SUPPLIED DATA:
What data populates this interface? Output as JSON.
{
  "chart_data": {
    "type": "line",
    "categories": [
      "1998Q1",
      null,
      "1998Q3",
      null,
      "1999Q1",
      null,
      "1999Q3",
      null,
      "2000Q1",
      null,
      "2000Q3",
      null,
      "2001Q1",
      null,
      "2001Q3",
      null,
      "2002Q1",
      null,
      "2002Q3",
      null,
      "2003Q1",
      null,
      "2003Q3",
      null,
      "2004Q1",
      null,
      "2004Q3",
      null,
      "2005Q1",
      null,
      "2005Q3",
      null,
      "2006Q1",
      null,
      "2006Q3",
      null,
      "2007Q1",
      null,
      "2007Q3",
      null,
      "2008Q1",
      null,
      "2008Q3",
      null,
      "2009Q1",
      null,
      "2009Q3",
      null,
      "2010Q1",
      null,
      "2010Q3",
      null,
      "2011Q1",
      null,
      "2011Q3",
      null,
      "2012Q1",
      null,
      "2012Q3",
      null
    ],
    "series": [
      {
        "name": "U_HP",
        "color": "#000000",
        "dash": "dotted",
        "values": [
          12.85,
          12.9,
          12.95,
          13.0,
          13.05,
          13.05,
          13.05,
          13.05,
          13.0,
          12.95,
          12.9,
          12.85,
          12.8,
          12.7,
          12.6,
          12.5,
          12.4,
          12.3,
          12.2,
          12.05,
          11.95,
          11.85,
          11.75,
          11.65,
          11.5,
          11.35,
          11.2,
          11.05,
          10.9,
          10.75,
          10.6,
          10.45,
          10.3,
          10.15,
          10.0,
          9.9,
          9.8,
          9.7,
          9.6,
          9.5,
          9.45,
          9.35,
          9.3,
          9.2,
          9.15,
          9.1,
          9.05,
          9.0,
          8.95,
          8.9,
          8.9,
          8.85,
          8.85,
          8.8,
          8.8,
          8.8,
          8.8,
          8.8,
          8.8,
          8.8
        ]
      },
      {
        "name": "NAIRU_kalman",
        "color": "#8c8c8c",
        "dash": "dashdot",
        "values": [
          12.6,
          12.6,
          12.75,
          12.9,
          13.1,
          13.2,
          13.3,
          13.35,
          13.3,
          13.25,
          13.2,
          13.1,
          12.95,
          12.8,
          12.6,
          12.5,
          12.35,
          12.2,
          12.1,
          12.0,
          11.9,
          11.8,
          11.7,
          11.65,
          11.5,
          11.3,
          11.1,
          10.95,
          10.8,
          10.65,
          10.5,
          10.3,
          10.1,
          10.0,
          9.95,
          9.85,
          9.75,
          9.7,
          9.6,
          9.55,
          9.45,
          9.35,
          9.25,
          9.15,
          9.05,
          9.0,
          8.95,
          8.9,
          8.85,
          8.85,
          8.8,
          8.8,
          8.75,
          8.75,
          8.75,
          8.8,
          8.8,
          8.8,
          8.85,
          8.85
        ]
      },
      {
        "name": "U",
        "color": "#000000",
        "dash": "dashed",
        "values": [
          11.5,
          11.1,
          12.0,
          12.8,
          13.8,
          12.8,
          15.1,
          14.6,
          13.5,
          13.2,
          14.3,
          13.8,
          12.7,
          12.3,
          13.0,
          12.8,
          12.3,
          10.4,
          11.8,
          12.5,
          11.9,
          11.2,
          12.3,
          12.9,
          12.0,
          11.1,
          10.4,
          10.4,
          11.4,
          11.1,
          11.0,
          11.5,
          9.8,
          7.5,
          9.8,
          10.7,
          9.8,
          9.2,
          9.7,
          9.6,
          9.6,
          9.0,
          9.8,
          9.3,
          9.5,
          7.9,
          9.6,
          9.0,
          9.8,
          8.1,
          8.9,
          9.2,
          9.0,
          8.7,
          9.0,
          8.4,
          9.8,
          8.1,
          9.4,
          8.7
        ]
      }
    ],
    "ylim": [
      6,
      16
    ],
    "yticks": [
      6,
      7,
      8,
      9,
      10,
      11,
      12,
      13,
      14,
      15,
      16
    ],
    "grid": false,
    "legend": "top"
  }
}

GIVEN INSTRUCTION:
Where a line holds "dash", copy it out.

THE COMPLETED TASK:
        "dash": "dotted",
        "dash": "dashdot",
        "dash": "dashed",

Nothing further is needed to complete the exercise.